(Box coordinate listings)
────────────────────────────────────────

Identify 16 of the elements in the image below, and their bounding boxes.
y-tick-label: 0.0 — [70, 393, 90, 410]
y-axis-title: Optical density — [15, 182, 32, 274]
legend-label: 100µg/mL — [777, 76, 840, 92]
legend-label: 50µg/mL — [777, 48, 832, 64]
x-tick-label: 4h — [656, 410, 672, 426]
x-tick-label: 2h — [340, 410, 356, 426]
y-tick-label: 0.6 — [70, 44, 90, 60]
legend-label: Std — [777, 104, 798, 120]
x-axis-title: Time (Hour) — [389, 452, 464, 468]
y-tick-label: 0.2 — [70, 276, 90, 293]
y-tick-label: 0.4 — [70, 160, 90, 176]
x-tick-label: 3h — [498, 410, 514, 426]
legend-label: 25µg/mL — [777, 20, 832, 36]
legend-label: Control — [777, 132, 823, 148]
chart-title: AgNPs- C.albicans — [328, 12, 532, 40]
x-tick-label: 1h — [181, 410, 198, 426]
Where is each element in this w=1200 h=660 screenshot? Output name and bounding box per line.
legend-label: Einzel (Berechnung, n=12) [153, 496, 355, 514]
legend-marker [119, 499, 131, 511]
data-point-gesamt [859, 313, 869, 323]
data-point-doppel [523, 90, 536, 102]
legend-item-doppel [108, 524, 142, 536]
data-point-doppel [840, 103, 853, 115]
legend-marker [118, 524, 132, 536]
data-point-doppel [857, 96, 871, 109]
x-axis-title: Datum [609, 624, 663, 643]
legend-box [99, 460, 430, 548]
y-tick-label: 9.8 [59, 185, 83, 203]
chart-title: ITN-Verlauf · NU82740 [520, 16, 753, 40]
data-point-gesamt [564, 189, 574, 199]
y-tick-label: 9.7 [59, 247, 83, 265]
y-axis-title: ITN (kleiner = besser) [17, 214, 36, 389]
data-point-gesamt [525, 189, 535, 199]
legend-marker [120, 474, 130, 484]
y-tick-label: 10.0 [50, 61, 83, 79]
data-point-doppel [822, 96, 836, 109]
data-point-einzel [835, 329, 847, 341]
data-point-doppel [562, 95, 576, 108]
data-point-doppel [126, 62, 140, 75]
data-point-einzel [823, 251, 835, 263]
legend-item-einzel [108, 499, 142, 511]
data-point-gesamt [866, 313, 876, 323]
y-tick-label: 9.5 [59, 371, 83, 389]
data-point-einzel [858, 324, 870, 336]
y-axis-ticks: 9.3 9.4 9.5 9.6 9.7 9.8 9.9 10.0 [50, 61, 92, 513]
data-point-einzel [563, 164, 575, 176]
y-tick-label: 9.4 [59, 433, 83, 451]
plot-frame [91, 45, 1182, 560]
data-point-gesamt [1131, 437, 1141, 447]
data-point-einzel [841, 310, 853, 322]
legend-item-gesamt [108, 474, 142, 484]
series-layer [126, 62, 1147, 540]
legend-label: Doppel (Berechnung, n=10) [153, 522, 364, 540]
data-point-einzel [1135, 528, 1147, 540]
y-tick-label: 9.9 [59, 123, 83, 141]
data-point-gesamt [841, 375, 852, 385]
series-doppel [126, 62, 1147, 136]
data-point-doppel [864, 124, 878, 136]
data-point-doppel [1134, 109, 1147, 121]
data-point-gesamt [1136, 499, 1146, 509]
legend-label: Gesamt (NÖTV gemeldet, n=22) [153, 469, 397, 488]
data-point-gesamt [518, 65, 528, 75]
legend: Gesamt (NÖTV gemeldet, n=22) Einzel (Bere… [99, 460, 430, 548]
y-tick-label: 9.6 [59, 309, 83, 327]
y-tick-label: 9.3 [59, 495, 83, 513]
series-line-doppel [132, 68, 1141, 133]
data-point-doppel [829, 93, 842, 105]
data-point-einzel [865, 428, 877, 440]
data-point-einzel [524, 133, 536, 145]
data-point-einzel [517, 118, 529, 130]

────────────────────────────────────────

Copy out all of the data above, keeping every line and character unchanged.

### Response to this task
Identify 16 of the elements in the image below, and their bounding boxes.
y-tick-label: 0.0 — [70, 393, 90, 410]
y-axis-title: Optical density — [15, 182, 32, 274]
legend-label: 100µg/mL — [777, 76, 840, 92]
legend-label: 50µg/mL — [777, 48, 832, 64]
x-tick-label: 4h — [656, 410, 672, 426]
x-tick-label: 2h — [340, 410, 356, 426]
y-tick-label: 0.6 — [70, 44, 90, 60]
legend-label: Std — [777, 104, 798, 120]
x-axis-title: Time (Hour) — [389, 452, 464, 468]
y-tick-label: 0.2 — [70, 276, 90, 293]
y-tick-label: 0.4 — [70, 160, 90, 176]
x-tick-label: 3h — [498, 410, 514, 426]
legend-label: 25µg/mL — [777, 20, 832, 36]
legend-label: Control — [777, 132, 823, 148]
chart-title: AgNPs- C.albicans — [328, 12, 532, 40]
x-tick-label: 1h — [181, 410, 198, 426]
Where is each element in this w=1200 h=660 screenshot? Output name and bounding box per line.
legend-label: Einzel (Berechnung, n=12) [153, 496, 355, 514]
legend-marker [119, 499, 131, 511]
data-point-gesamt [859, 313, 869, 323]
data-point-doppel [523, 90, 536, 102]
legend-item-doppel [108, 524, 142, 536]
data-point-doppel [840, 103, 853, 115]
legend-marker [118, 524, 132, 536]
data-point-doppel [857, 96, 871, 109]
x-axis-title: Datum [609, 624, 663, 643]
legend-box [99, 460, 430, 548]
y-tick-label: 9.8 [59, 185, 83, 203]
chart-title: ITN-Verlauf · NU82740 [520, 16, 753, 40]
data-point-gesamt [564, 189, 574, 199]
y-tick-label: 9.7 [59, 247, 83, 265]
y-axis-title: ITN (kleiner = besser) [17, 214, 36, 389]
data-point-gesamt [525, 189, 535, 199]
legend-marker [120, 474, 130, 484]
y-tick-label: 10.0 [50, 61, 83, 79]
data-point-doppel [822, 96, 836, 109]
data-point-einzel [835, 329, 847, 341]
data-point-doppel [562, 95, 576, 108]
data-point-doppel [126, 62, 140, 75]
data-point-einzel [823, 251, 835, 263]
legend-item-einzel [108, 499, 142, 511]
data-point-gesamt [866, 313, 876, 323]
y-tick-label: 9.5 [59, 371, 83, 389]
data-point-einzel [858, 324, 870, 336]
y-axis-ticks: 9.3 9.4 9.5 9.6 9.7 9.8 9.9 10.0 [50, 61, 92, 513]
data-point-einzel [563, 164, 575, 176]
y-tick-label: 9.4 [59, 433, 83, 451]
plot-frame [91, 45, 1182, 560]
data-point-gesamt [1131, 437, 1141, 447]
data-point-einzel [841, 310, 853, 322]
legend-item-gesamt [108, 474, 142, 484]
series-layer [126, 62, 1147, 540]
legend-label: Doppel (Berechnung, n=10) [153, 522, 364, 540]
data-point-einzel [1135, 528, 1147, 540]
y-tick-label: 9.9 [59, 123, 83, 141]
data-point-gesamt [841, 375, 852, 385]
series-doppel [126, 62, 1147, 136]
data-point-doppel [864, 124, 878, 136]
data-point-doppel [1134, 109, 1147, 121]
data-point-gesamt [1136, 499, 1146, 509]
legend-label: Gesamt (NÖTV gemeldet, n=22) [153, 469, 397, 488]
data-point-gesamt [518, 65, 528, 75]
legend: Gesamt (NÖTV gemeldet, n=22) Einzel (Bere… [99, 460, 430, 548]
y-tick-label: 9.6 [59, 309, 83, 327]
y-tick-label: 9.3 [59, 495, 83, 513]
series-line-doppel [132, 68, 1141, 133]
data-point-doppel [829, 93, 842, 105]
data-point-einzel [865, 428, 877, 440]
data-point-einzel [524, 133, 536, 145]
data-point-einzel [517, 118, 529, 130]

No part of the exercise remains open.